_Dataset rows about figures_
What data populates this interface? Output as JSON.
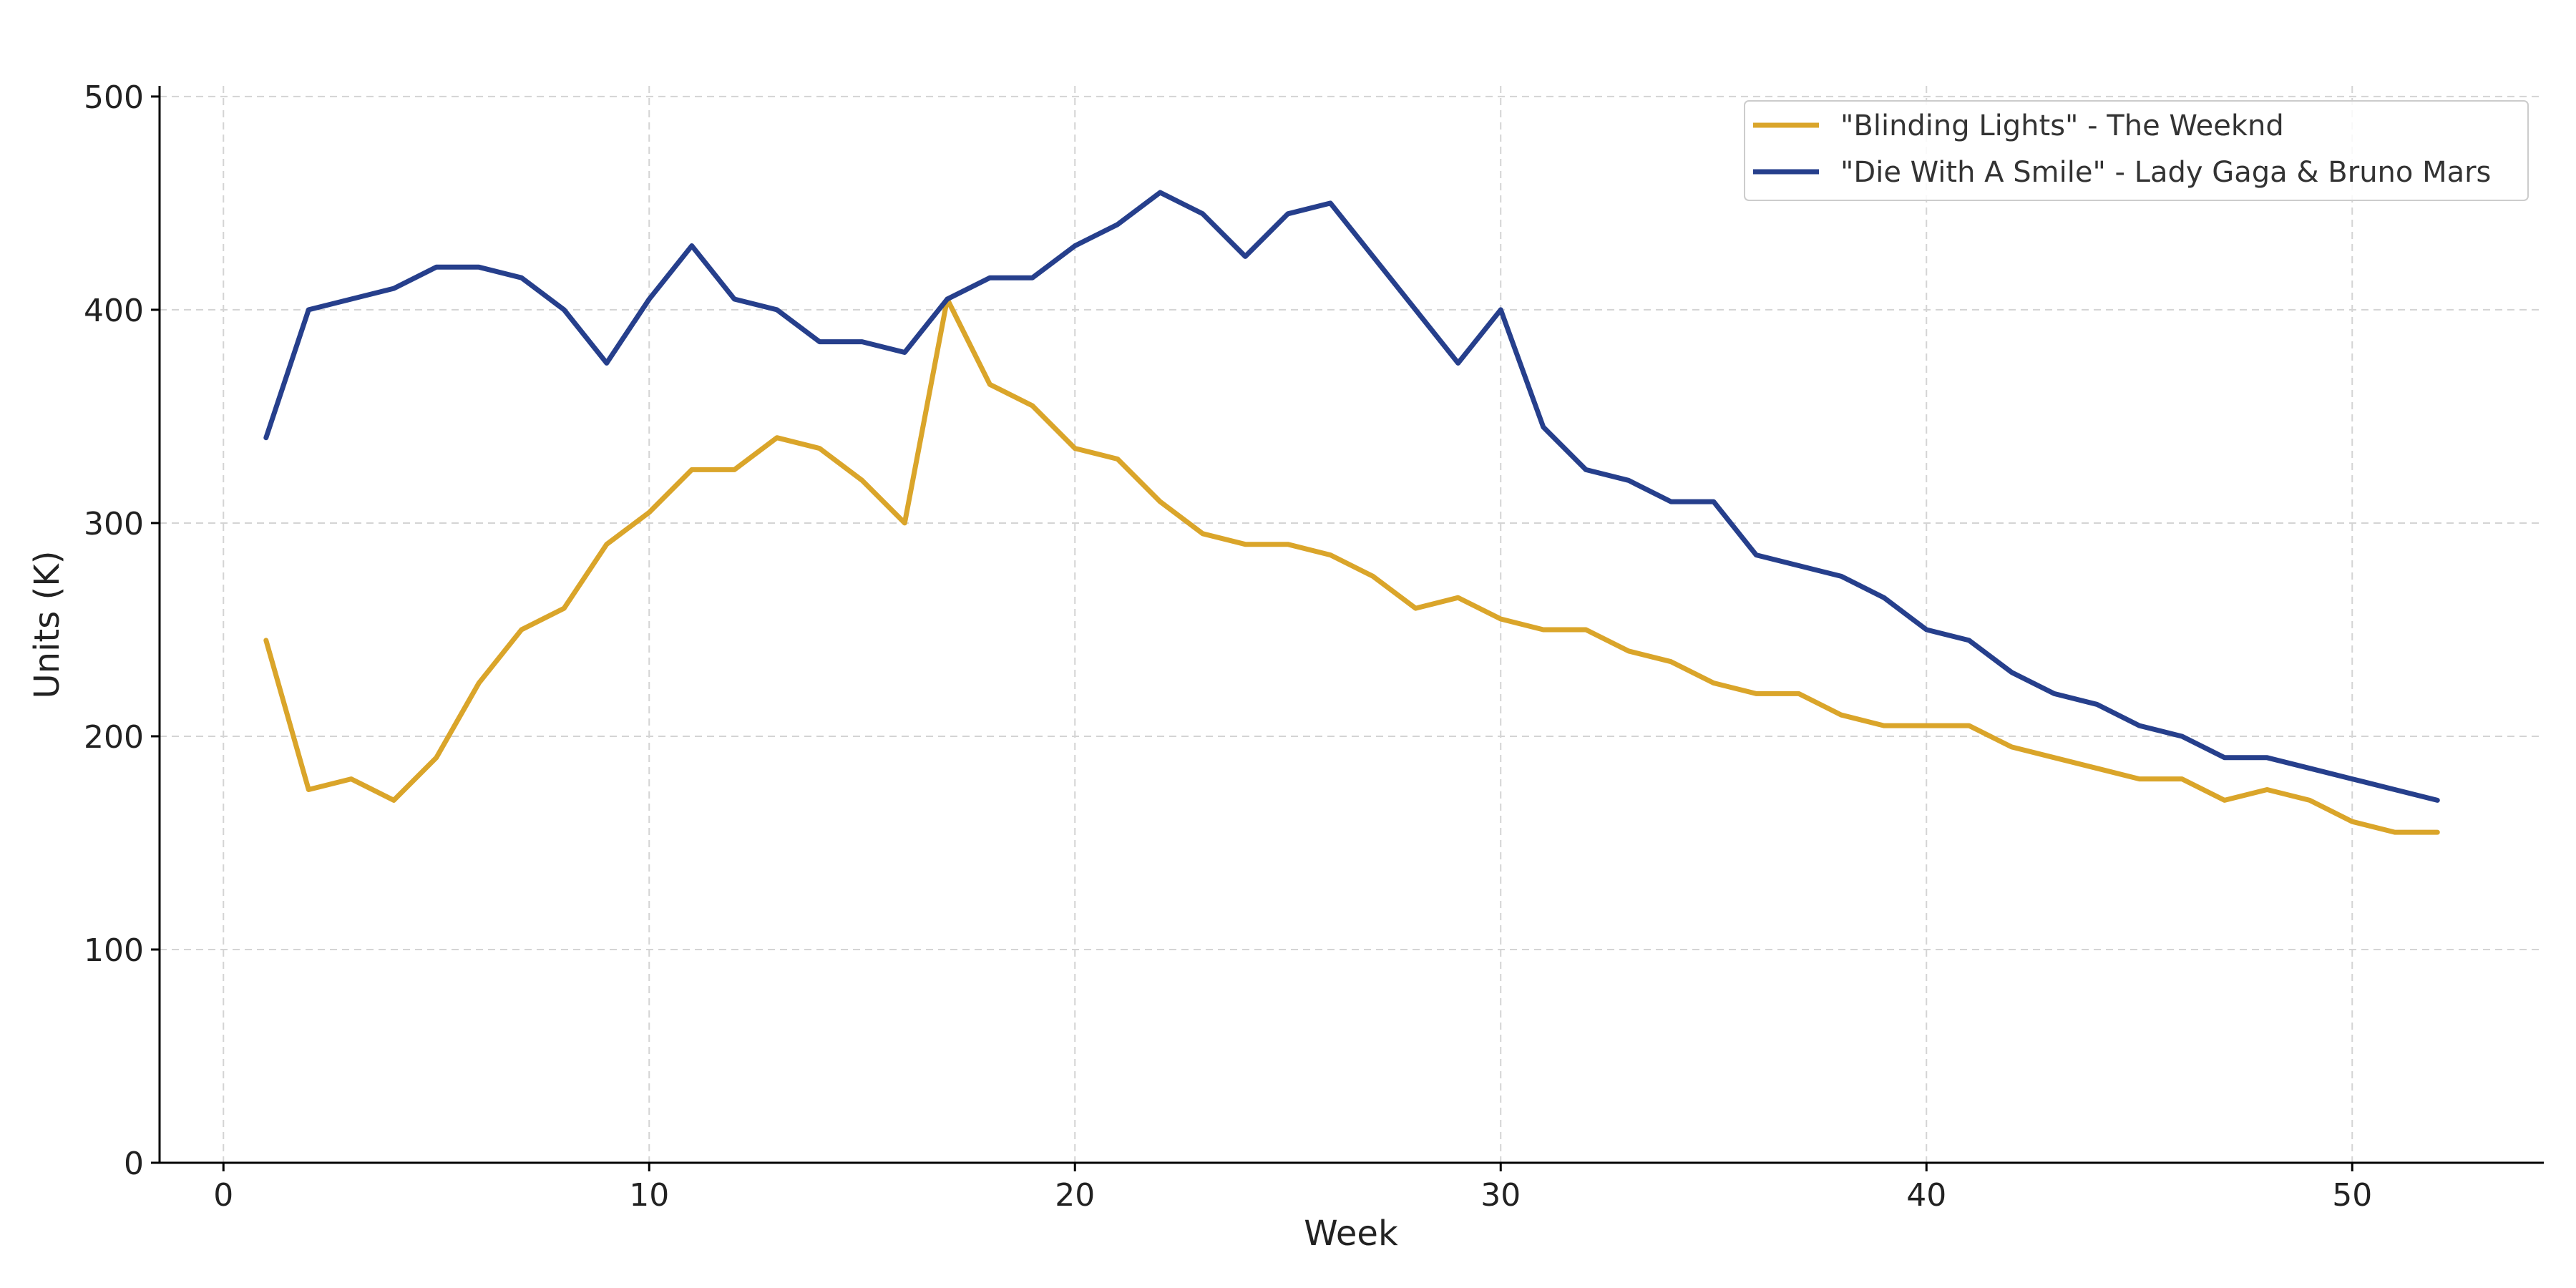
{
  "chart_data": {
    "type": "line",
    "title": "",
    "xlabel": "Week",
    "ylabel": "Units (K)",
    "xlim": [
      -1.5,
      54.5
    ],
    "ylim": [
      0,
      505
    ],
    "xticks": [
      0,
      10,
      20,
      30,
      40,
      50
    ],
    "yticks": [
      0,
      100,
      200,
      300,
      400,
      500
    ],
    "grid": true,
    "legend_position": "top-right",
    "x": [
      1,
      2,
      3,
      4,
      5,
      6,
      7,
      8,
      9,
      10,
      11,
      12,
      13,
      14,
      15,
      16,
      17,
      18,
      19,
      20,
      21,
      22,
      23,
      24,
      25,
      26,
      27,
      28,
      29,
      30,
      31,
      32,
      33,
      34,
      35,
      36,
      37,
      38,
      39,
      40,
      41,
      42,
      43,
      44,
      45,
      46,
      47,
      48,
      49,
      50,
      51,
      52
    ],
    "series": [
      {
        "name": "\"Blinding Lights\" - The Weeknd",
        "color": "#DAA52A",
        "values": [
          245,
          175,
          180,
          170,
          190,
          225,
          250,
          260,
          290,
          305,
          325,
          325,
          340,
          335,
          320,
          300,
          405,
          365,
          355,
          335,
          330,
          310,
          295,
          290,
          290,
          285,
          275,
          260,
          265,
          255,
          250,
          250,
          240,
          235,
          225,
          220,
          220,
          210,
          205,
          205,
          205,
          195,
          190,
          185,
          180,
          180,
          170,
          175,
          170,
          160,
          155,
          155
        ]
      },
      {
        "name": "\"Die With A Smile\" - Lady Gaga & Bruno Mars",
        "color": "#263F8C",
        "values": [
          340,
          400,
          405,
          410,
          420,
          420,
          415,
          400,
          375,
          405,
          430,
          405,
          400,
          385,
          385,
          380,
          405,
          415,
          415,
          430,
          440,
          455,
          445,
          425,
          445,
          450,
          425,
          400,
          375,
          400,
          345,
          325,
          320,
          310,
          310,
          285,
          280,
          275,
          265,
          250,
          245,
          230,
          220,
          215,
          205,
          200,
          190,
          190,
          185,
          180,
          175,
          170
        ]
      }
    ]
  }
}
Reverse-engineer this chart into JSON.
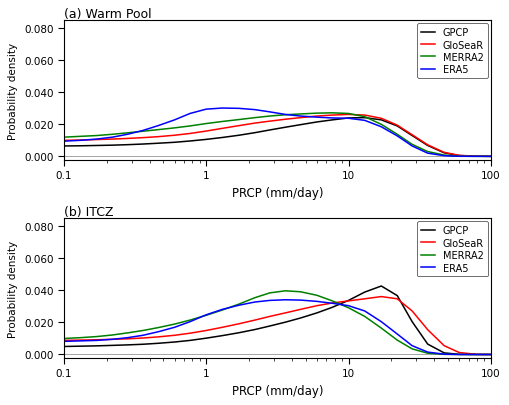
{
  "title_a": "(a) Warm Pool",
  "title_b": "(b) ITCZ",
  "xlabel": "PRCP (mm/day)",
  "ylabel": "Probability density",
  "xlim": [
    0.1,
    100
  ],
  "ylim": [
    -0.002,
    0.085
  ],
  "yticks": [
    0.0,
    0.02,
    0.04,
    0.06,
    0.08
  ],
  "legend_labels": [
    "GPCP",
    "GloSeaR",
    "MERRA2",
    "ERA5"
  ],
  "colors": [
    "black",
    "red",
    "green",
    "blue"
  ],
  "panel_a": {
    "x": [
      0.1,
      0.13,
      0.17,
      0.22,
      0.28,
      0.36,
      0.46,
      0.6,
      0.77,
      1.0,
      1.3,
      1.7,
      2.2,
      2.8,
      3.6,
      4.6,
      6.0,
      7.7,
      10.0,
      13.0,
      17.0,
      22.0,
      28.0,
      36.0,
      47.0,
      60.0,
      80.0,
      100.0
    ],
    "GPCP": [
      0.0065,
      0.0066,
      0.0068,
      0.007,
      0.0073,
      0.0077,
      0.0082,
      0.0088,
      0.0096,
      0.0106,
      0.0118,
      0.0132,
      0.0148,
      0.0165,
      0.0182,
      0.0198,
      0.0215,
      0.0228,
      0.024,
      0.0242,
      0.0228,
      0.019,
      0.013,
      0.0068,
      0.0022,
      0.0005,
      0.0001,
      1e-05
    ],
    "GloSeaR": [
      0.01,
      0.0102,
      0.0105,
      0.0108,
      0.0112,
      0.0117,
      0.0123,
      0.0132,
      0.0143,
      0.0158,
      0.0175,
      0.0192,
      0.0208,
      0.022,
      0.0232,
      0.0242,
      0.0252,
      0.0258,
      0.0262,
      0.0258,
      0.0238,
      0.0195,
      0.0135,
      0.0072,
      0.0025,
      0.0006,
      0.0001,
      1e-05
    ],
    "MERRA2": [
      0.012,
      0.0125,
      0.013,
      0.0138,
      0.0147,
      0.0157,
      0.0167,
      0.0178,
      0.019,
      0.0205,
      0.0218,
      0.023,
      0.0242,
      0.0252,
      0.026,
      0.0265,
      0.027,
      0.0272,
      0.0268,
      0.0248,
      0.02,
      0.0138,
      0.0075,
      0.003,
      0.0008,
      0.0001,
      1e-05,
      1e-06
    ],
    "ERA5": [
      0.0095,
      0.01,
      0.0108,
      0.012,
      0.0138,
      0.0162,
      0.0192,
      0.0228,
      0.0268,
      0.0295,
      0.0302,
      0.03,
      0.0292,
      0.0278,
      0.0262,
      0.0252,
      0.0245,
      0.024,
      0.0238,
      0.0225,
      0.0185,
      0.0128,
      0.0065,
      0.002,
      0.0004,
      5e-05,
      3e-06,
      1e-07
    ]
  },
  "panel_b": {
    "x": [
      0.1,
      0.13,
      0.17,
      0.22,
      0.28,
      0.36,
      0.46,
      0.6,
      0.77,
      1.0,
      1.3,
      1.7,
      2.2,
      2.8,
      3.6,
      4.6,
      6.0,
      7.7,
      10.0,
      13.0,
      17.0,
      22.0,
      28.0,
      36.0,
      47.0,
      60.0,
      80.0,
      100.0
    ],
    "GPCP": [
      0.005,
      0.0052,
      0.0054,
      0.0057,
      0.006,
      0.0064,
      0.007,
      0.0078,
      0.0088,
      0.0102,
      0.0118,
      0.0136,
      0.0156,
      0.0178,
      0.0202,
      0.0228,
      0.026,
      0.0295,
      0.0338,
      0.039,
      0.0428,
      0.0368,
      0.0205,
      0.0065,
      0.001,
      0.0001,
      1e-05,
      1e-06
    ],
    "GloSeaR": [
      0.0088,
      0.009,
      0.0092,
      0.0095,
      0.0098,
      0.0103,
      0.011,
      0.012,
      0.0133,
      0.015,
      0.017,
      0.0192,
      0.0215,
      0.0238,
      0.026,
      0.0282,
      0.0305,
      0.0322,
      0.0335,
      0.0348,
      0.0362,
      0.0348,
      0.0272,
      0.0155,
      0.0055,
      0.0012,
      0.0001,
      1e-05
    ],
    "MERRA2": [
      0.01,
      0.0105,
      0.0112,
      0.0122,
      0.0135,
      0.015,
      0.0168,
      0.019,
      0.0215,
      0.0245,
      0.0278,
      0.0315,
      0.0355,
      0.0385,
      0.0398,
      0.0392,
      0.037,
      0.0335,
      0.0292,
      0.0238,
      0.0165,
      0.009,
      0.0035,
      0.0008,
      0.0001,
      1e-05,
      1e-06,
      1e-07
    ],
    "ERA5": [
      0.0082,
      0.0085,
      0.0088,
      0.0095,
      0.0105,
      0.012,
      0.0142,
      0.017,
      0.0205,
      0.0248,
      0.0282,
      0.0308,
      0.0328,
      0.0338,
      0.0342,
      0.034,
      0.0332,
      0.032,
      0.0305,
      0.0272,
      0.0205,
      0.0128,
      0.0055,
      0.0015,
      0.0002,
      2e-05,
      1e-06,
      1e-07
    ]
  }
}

_EXERCISE_
Check each line of the entries above, and show every one holding the word "JSON".

_RESULT_
What data populates this interface? Output as JSON.
Reverse-engineer this chart into JSON.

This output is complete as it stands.